▸ **DATA IN THIS EXERCISE**:
※ ※ ※

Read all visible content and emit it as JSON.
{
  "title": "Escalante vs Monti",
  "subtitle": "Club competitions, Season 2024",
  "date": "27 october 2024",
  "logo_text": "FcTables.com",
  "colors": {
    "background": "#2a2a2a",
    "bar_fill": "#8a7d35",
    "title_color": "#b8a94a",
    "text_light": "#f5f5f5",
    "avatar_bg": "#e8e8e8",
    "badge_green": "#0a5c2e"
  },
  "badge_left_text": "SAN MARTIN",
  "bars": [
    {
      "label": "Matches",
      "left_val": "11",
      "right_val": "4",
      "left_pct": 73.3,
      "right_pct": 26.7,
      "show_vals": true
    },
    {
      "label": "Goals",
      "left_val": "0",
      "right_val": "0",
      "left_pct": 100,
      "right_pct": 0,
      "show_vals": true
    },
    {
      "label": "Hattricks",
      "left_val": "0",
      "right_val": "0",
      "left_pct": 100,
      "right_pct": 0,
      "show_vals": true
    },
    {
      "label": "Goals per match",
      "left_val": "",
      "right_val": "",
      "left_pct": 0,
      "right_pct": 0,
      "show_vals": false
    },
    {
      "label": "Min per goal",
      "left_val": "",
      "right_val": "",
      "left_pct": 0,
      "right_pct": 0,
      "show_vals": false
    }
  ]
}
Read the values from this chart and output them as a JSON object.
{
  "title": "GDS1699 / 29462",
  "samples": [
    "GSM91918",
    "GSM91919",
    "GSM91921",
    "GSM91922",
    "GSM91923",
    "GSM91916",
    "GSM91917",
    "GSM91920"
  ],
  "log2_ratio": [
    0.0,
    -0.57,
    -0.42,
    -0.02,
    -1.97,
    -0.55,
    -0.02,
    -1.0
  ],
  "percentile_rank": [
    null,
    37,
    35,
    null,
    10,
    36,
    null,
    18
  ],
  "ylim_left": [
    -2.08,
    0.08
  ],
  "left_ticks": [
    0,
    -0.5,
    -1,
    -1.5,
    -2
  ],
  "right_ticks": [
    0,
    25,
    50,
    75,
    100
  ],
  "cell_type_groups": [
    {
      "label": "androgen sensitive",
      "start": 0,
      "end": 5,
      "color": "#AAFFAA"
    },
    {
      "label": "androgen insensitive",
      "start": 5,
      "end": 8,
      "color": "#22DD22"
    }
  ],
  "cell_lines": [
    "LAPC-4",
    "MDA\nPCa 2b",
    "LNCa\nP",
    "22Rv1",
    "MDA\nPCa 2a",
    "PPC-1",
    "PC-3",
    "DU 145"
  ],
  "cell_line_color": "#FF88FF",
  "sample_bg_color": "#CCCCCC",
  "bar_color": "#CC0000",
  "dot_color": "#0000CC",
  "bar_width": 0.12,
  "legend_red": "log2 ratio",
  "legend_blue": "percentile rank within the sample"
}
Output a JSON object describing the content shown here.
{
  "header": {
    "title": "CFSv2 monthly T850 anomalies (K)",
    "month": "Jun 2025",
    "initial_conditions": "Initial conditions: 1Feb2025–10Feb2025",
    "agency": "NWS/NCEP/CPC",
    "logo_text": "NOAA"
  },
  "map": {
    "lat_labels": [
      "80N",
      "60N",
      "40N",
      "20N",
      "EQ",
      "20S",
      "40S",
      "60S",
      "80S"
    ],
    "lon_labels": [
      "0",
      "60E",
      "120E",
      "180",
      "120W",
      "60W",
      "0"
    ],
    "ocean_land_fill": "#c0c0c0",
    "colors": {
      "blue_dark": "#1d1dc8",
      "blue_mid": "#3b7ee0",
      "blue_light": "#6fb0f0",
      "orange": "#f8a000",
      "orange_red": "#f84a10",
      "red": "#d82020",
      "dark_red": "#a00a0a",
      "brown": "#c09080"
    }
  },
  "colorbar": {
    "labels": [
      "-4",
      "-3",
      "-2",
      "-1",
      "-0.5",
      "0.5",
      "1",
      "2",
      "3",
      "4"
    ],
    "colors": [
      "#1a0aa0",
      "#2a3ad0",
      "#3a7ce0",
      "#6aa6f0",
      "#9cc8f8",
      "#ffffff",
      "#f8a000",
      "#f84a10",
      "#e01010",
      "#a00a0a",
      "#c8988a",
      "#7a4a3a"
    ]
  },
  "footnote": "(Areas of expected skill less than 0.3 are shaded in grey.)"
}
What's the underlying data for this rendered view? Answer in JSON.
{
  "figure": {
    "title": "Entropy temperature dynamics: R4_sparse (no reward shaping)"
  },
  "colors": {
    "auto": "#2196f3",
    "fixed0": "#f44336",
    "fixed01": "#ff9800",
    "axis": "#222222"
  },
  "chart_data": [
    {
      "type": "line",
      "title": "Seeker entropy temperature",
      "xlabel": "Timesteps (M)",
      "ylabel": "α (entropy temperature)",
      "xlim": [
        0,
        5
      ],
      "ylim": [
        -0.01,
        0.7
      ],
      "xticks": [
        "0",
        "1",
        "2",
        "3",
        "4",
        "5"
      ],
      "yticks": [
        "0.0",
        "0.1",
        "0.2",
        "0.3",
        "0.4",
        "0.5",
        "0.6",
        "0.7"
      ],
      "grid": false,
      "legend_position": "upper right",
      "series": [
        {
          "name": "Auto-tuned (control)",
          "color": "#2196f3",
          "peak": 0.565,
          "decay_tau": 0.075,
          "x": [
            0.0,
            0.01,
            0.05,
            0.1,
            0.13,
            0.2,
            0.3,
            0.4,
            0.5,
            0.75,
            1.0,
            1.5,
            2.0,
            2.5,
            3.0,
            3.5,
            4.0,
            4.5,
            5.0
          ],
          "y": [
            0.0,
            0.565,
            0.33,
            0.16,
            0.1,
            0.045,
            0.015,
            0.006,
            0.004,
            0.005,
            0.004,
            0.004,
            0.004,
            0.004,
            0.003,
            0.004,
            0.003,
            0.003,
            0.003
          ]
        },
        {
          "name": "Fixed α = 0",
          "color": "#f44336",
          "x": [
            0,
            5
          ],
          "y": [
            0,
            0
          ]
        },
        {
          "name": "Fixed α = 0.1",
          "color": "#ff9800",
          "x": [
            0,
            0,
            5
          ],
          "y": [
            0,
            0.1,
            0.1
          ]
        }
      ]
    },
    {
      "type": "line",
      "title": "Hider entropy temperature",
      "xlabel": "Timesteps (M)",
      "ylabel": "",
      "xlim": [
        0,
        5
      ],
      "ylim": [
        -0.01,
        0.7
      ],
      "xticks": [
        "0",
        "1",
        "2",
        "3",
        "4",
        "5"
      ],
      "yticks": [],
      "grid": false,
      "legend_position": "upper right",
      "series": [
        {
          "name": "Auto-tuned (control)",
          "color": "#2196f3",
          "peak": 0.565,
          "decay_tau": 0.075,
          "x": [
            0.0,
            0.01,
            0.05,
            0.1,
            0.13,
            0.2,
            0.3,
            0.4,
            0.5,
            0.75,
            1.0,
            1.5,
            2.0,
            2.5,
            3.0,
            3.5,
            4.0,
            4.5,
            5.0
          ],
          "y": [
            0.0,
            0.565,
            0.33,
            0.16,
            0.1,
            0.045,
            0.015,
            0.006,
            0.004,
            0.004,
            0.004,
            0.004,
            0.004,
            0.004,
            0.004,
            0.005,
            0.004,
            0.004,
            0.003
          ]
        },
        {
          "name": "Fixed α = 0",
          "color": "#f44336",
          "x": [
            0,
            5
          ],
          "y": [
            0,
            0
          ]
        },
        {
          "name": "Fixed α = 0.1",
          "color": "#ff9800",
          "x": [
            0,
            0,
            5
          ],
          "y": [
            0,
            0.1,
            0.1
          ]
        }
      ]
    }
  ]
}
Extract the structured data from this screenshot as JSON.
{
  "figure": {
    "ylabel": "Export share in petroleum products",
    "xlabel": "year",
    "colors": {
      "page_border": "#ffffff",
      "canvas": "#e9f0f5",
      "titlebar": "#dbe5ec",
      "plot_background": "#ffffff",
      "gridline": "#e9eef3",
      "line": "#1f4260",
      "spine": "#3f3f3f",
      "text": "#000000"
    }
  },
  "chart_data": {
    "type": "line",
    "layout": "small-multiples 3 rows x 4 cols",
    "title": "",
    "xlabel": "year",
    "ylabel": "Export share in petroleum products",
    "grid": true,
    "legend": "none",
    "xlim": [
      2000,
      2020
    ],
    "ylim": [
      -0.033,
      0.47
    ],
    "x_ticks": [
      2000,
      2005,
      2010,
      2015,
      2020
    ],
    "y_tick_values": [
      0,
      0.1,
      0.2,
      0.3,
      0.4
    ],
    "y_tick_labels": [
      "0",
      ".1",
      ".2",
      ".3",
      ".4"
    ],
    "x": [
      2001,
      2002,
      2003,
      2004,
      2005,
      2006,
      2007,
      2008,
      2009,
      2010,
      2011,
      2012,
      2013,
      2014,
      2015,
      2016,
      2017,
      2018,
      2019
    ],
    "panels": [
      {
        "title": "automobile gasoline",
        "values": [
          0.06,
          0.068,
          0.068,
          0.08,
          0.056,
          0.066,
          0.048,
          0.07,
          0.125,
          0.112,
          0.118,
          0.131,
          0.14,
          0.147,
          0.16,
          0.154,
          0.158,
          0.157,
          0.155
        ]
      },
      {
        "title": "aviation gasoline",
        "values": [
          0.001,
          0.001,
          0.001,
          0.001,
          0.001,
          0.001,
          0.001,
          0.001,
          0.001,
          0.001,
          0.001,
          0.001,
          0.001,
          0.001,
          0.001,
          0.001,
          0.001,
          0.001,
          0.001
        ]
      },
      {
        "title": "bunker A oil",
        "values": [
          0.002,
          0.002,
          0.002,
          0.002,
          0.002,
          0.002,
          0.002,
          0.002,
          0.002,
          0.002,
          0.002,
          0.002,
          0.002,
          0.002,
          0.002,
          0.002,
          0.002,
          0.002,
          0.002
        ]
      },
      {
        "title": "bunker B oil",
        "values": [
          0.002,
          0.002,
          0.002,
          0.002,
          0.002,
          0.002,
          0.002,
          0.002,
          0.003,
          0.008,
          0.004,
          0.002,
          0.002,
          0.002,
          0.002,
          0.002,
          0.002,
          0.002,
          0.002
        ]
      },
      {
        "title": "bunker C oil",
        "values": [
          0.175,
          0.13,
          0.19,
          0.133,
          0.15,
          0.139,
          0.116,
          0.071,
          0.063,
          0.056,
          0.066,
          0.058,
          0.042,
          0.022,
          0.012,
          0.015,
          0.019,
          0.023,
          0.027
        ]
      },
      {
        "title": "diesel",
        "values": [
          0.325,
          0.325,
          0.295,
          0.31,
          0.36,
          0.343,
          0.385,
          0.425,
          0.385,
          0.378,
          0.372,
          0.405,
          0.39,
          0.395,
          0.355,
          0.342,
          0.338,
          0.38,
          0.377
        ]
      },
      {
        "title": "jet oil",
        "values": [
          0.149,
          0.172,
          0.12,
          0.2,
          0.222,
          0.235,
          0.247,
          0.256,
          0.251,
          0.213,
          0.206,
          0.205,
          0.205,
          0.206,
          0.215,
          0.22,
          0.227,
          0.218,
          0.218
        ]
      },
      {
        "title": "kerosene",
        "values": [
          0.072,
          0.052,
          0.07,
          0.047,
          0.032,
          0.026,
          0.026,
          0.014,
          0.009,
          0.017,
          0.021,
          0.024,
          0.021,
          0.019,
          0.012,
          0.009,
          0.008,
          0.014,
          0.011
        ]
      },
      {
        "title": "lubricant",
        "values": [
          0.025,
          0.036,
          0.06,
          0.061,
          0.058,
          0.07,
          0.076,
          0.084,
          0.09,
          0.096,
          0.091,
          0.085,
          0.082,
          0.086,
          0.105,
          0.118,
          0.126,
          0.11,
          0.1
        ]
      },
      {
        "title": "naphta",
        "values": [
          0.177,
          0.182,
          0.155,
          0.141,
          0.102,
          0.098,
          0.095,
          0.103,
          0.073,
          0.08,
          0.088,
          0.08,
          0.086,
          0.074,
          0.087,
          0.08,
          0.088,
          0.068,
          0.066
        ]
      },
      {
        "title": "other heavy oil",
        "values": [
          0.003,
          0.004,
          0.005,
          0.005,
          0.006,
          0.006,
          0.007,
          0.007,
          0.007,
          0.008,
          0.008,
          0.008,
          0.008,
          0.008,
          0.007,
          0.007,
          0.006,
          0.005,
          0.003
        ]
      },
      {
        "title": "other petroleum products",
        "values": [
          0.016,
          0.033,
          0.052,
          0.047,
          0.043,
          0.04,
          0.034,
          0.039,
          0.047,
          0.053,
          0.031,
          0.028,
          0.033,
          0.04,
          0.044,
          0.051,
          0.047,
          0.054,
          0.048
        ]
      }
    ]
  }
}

※ ※ ※

Give only the number of lines in the entries above that hold the string "Read".

2